● TASK DESCRIPTION
Gather every line below where "охраны" appears.

****************

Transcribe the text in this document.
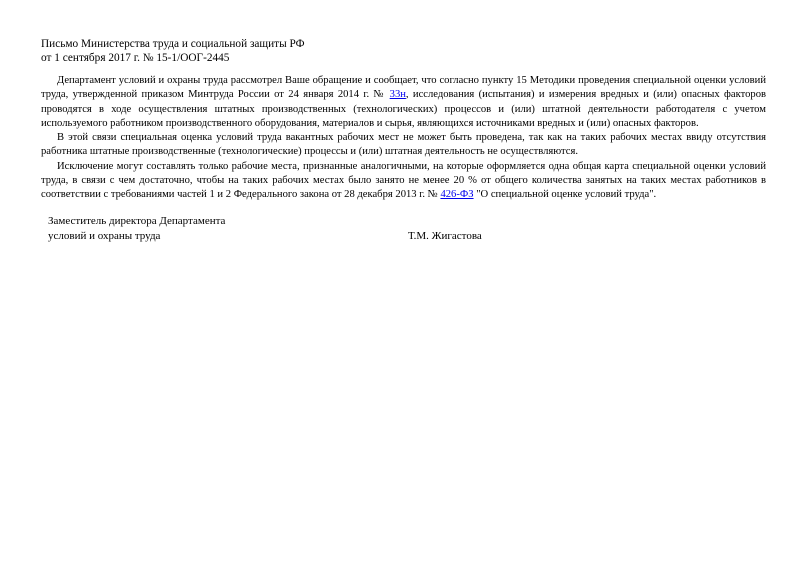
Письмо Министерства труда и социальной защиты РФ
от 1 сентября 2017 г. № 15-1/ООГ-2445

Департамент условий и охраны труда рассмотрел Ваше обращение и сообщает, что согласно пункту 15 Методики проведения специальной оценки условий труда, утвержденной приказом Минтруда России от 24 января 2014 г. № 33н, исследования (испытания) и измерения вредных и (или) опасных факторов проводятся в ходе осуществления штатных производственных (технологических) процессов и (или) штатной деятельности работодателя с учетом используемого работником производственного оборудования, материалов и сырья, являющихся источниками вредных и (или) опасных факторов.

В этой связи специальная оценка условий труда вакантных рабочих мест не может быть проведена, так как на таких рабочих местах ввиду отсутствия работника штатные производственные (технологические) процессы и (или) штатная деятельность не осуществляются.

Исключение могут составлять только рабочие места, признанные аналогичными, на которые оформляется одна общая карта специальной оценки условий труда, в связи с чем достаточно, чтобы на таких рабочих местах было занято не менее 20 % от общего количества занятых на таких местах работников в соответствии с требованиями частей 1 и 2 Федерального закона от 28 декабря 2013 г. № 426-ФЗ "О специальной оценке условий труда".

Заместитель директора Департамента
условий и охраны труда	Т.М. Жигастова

****************

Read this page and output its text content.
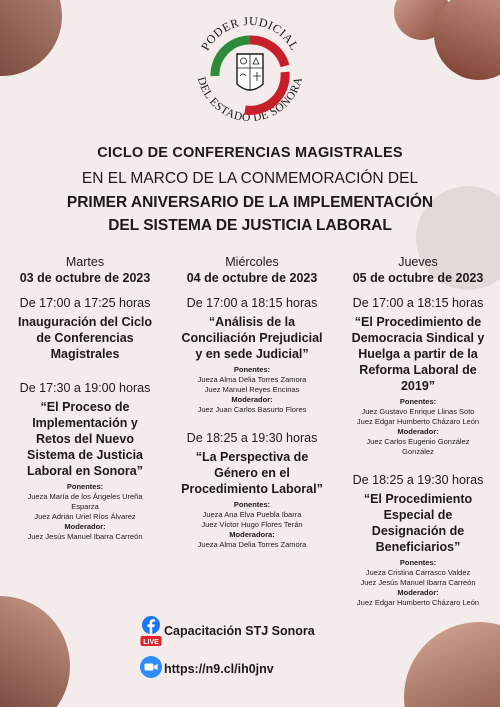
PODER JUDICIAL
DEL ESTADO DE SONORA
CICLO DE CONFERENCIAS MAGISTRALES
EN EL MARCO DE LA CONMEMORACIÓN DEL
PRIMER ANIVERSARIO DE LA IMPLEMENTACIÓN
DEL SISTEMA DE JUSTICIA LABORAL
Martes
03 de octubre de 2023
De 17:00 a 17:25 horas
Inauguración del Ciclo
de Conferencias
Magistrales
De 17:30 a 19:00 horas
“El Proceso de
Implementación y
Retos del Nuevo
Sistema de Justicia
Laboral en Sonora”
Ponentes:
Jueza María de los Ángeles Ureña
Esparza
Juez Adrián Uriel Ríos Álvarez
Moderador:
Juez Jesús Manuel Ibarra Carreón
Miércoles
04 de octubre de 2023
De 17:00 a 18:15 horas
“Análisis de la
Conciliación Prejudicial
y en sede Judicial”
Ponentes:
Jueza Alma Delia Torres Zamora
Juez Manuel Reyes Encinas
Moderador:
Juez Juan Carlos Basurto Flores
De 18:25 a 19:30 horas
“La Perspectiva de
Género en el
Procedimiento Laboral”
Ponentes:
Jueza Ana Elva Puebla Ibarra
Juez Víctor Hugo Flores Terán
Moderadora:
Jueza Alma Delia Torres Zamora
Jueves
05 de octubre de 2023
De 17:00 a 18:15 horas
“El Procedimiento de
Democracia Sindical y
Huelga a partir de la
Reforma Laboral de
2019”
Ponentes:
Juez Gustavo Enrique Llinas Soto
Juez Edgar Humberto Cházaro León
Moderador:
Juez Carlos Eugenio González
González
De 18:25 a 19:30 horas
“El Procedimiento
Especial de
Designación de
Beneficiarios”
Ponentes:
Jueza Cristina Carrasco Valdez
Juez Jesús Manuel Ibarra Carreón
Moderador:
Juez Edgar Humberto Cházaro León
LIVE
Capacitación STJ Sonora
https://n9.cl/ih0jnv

****************

● FINISHED ANSWER
Департамент условий и охраны труда рассмотрел Ваше обращение и сообщает, что согласно пункту 15 Методики проведения специальной оценки условий труда, утвержденной приказом Минтруда России от 24 января 2014 г. № 33н, исследования (испытания) и измерения вредных и (или) опасных факторов проводятся в ходе осуществления штатных производственных (технологических) процессов и (или) штатной деятельности работодателя с учетом используемого работником производственного оборудования, материалов и сырья, являющихся источниками вредных и (или) опасных факторов.
условий и охраны труда	Т.М. Жигастова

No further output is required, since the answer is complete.